(The input)
================

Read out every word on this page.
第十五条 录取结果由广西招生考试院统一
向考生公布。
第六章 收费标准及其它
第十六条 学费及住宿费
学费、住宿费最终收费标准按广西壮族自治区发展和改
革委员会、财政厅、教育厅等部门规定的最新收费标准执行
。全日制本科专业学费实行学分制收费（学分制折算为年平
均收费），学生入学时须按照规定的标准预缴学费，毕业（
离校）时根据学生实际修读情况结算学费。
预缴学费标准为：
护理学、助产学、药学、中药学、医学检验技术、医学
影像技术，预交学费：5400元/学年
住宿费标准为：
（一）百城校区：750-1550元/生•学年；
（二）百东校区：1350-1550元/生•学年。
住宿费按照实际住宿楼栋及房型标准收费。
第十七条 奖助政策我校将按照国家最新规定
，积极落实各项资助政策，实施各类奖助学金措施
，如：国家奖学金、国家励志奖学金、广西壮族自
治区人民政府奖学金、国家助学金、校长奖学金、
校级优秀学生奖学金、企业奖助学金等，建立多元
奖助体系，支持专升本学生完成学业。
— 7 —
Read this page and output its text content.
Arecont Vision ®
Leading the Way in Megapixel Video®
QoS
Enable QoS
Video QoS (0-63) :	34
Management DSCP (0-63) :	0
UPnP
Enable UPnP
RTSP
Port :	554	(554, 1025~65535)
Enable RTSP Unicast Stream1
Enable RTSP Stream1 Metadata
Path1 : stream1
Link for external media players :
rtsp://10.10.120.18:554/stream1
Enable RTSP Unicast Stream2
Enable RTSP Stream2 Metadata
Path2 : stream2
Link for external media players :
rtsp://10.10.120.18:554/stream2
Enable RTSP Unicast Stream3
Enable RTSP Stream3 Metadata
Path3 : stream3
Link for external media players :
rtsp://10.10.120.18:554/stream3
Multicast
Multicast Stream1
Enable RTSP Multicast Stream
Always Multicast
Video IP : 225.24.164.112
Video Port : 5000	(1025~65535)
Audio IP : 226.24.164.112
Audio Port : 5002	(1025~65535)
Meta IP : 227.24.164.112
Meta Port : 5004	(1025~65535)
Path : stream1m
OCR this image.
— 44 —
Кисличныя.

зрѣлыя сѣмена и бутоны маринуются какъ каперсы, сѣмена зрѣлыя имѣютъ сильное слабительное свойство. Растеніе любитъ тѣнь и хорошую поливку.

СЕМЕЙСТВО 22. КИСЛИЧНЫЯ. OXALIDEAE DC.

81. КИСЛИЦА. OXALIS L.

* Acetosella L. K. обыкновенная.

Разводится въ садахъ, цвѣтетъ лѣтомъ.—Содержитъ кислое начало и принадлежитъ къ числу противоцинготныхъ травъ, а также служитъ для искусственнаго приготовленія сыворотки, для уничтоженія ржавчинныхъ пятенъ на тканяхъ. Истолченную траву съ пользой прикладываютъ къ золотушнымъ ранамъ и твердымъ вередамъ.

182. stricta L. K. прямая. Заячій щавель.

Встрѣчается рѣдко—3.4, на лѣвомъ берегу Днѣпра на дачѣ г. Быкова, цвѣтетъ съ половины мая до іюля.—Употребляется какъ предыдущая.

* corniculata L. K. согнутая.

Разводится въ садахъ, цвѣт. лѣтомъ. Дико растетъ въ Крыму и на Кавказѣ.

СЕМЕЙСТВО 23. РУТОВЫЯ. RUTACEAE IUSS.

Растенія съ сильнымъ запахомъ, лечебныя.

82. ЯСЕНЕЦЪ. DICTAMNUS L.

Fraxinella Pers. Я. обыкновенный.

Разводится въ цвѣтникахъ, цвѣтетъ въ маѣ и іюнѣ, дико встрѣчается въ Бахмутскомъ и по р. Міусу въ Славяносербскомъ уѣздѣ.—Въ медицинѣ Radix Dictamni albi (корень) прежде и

================

Make an exact copy of the material above.

Read out every word on this page.
第十五条 录取结果由广西招生考试院统一
向考生公布。
第六章 收费标准及其它
第十六条 学费及住宿费
学费、住宿费最终收费标准按广西壮族自治区发展和改
革委员会、财政厅、教育厅等部门规定的最新收费标准执行
。全日制本科专业学费实行学分制收费（学分制折算为年平
均收费），学生入学时须按照规定的标准预缴学费，毕业（
离校）时根据学生实际修读情况结算学费。
预缴学费标准为：
护理学、助产学、药学、中药学、医学检验技术、医学
影像技术，预交学费：5400元/学年
住宿费标准为：
（一）百城校区：750-1550元/生•学年；
（二）百东校区：1350-1550元/生•学年。
住宿费按照实际住宿楼栋及房型标准收费。
第十七条 奖助政策我校将按照国家最新规定
，积极落实各项资助政策，实施各类奖助学金措施
，如：国家奖学金、国家励志奖学金、广西壮族自
治区人民政府奖学金、国家助学金、校长奖学金、
校级优秀学生奖学金、企业奖助学金等，建立多元
奖助体系，支持专升本学生完成学业。
— 7 —
Read this page and output its text content.
Arecont Vision ®
Leading the Way in Megapixel Video®
QoS
Enable QoS
Video QoS (0-63) :	34
Management DSCP (0-63) :	0
UPnP
Enable UPnP
RTSP
Port :	554	(554, 1025~65535)
Enable RTSP Unicast Stream1
Enable RTSP Stream1 Metadata
Path1 : stream1
Link for external media players :
rtsp://10.10.120.18:554/stream1
Enable RTSP Unicast Stream2
Enable RTSP Stream2 Metadata
Path2 : stream2
Link for external media players :
rtsp://10.10.120.18:554/stream2
Enable RTSP Unicast Stream3
Enable RTSP Stream3 Metadata
Path3 : stream3
Link for external media players :
rtsp://10.10.120.18:554/stream3
Multicast
Multicast Stream1
Enable RTSP Multicast Stream
Always Multicast
Video IP : 225.24.164.112
Video Port : 5000	(1025~65535)
Audio IP : 226.24.164.112
Audio Port : 5002	(1025~65535)
Meta IP : 227.24.164.112
Meta Port : 5004	(1025~65535)
Path : stream1m
OCR this image.
— 44 —
Кисличныя.

зрѣлыя сѣмена и бутоны маринуются какъ каперсы, сѣмена зрѣлыя имѣютъ сильное слабительное свойство. Растеніе любитъ тѣнь и хорошую поливку.

СЕМЕЙСТВО 22. КИСЛИЧНЫЯ. OXALIDEAE DC.

81. КИСЛИЦА. OXALIS L.

* Acetosella L. K. обыкновенная.

Разводится въ садахъ, цвѣтетъ лѣтомъ.—Содержитъ кислое начало и принадлежитъ къ числу противоцинготныхъ травъ, а также служитъ для искусственнаго приготовленія сыворотки, для уничтоженія ржавчинныхъ пятенъ на тканяхъ. Истолченную траву съ пользой прикладываютъ къ золотушнымъ ранамъ и твердымъ вередамъ.

182. stricta L. K. прямая. Заячій щавель.

Встрѣчается рѣдко—3.4, на лѣвомъ берегу Днѣпра на дачѣ г. Быкова, цвѣтетъ съ половины мая до іюля.—Употребляется какъ предыдущая.

* corniculata L. K. согнутая.

Разводится въ садахъ, цвѣт. лѣтомъ. Дико растетъ въ Крыму и на Кавказѣ.

СЕМЕЙСТВО 23. РУТОВЫЯ. RUTACEAE IUSS.

Растенія съ сильнымъ запахомъ, лечебныя.

82. ЯСЕНЕЦЪ. DICTAMNUS L.

Fraxinella Pers. Я. обыкновенный.

Разводится въ цвѣтникахъ, цвѣтетъ въ маѣ и іюнѣ, дико встрѣчается въ Бахмутскомъ и по р. Міусу въ Славяносербскомъ уѣздѣ.—Въ медицинѣ Radix Dictamni albi (корень) прежде и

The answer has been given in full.